Rewrite the rows below, replacing every instance of "school-marker" with "school-pin" and leaving everything else unchanged.

BEGIN Recorded information

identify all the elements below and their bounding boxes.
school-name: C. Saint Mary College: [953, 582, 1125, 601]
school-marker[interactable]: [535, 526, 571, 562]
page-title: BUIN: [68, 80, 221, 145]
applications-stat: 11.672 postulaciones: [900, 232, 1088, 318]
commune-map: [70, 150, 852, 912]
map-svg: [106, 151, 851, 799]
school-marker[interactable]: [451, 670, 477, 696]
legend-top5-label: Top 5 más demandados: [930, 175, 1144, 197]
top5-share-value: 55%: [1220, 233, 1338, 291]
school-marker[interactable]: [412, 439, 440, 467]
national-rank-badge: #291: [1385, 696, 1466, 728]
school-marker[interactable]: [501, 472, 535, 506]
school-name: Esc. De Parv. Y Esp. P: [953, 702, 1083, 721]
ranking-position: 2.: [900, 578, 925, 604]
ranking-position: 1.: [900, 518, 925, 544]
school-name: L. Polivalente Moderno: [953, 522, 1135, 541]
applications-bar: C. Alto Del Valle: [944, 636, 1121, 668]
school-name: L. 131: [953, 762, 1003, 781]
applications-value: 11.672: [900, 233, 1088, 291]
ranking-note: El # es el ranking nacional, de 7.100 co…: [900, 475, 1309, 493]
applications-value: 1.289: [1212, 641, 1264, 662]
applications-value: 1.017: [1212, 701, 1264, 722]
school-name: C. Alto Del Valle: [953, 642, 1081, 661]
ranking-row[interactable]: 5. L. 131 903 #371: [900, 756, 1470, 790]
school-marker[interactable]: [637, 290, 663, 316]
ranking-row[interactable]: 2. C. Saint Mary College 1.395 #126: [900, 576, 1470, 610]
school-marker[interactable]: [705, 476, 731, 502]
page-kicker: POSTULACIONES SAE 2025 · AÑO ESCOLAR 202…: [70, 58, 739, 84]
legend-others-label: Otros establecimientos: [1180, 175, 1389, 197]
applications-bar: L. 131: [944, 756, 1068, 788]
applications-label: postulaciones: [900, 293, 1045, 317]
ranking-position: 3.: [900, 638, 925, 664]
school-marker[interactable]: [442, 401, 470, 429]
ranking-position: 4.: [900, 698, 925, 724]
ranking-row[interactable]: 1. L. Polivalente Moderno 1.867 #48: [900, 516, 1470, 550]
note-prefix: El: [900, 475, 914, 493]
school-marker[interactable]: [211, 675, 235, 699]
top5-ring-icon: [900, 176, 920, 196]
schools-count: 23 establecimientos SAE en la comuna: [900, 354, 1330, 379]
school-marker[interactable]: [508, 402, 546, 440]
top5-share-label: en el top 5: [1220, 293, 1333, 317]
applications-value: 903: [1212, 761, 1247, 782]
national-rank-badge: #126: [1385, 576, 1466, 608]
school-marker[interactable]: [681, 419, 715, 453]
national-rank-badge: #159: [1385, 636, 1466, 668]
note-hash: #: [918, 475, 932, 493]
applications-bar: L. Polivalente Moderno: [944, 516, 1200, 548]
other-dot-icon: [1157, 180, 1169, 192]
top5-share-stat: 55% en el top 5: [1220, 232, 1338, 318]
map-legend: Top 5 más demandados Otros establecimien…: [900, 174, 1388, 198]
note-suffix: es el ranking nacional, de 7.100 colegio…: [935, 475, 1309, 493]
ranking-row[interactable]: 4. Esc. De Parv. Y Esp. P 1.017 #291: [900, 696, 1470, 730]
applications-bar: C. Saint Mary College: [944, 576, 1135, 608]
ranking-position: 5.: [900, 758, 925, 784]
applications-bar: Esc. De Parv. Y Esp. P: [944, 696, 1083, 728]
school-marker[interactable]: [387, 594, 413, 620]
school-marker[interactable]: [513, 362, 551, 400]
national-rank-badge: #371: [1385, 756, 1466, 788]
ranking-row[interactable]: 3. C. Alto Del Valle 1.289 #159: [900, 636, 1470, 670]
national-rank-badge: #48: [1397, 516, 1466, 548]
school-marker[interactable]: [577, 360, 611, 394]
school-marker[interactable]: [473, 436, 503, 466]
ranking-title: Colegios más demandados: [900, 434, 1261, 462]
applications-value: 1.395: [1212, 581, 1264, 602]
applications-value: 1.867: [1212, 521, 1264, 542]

END Recorded information

▸ The result:
identify all the elements below and their bounding boxes.
school-name: C. Saint Mary College: [953, 582, 1125, 601]
school-pin[interactable]: [535, 526, 571, 562]
page-title: BUIN: [68, 80, 221, 145]
applications-stat: 11.672 postulaciones: [900, 232, 1088, 318]
commune-map: [70, 150, 852, 912]
map-svg: [106, 151, 851, 799]
school-pin[interactable]: [451, 670, 477, 696]
legend-top5-label: Top 5 más demandados: [930, 175, 1144, 197]
top5-share-value: 55%: [1220, 233, 1338, 291]
school-pin[interactable]: [412, 439, 440, 467]
national-rank-badge: #291: [1385, 696, 1466, 728]
school-pin[interactable]: [501, 472, 535, 506]
school-name: Esc. De Parv. Y Esp. P: [953, 702, 1083, 721]
ranking-position: 2.: [900, 578, 925, 604]
ranking-position: 1.: [900, 518, 925, 544]
school-name: L. Polivalente Moderno: [953, 522, 1135, 541]
applications-bar: C. Alto Del Valle: [944, 636, 1121, 668]
school-name: L. 131: [953, 762, 1003, 781]
applications-value: 11.672: [900, 233, 1088, 291]
ranking-note: El # es el ranking nacional, de 7.100 co…: [900, 475, 1309, 493]
applications-value: 1.289: [1212, 641, 1264, 662]
applications-value: 1.017: [1212, 701, 1264, 722]
school-name: C. Alto Del Valle: [953, 642, 1081, 661]
ranking-row[interactable]: 5. L. 131 903 #371: [900, 756, 1470, 790]
school-pin[interactable]: [637, 290, 663, 316]
ranking-row[interactable]: 2. C. Saint Mary College 1.395 #126: [900, 576, 1470, 610]
school-pin[interactable]: [705, 476, 731, 502]
page-kicker: POSTULACIONES SAE 2025 · AÑO ESCOLAR 202…: [70, 58, 739, 84]
legend-others-label: Otros establecimientos: [1180, 175, 1389, 197]
applications-bar: L. 131: [944, 756, 1068, 788]
applications-label: postulaciones: [900, 293, 1045, 317]
ranking-position: 3.: [900, 638, 925, 664]
school-pin[interactable]: [442, 401, 470, 429]
ranking-position: 4.: [900, 698, 925, 724]
ranking-row[interactable]: 1. L. Polivalente Moderno 1.867 #48: [900, 516, 1470, 550]
note-prefix: El: [900, 475, 914, 493]
school-pin[interactable]: [211, 675, 235, 699]
top5-ring-icon: [900, 176, 920, 196]
schools-count: 23 establecimientos SAE en la comuna: [900, 354, 1330, 379]
school-pin[interactable]: [508, 402, 546, 440]
top5-share-label: en el top 5: [1220, 293, 1333, 317]
applications-value: 903: [1212, 761, 1247, 782]
national-rank-badge: #126: [1385, 576, 1466, 608]
school-pin[interactable]: [681, 419, 715, 453]
national-rank-badge: #159: [1385, 636, 1466, 668]
note-hash: #: [918, 475, 932, 493]
applications-bar: L. Polivalente Moderno: [944, 516, 1200, 548]
other-dot-icon: [1157, 180, 1169, 192]
top5-share-stat: 55% en el top 5: [1220, 232, 1338, 318]
map-legend: Top 5 más demandados Otros establecimien…: [900, 174, 1388, 198]
note-suffix: es el ranking nacional, de 7.100 colegio…: [935, 475, 1309, 493]
ranking-row[interactable]: 4. Esc. De Parv. Y Esp. P 1.017 #291: [900, 696, 1470, 730]
applications-bar: C. Saint Mary College: [944, 576, 1135, 608]
ranking-position: 5.: [900, 758, 925, 784]
applications-bar: Esc. De Parv. Y Esp. P: [944, 696, 1083, 728]
school-pin[interactable]: [387, 594, 413, 620]
school-pin[interactable]: [513, 362, 551, 400]
national-rank-badge: #371: [1385, 756, 1466, 788]
ranking-row[interactable]: 3. C. Alto Del Valle 1.289 #159: [900, 636, 1470, 670]
national-rank-badge: #48: [1397, 516, 1466, 548]
school-pin[interactable]: [577, 360, 611, 394]
school-pin[interactable]: [473, 436, 503, 466]
ranking-title: Colegios más demandados: [900, 434, 1261, 462]
applications-value: 1.395: [1212, 581, 1264, 602]
applications-value: 1.867: [1212, 521, 1264, 542]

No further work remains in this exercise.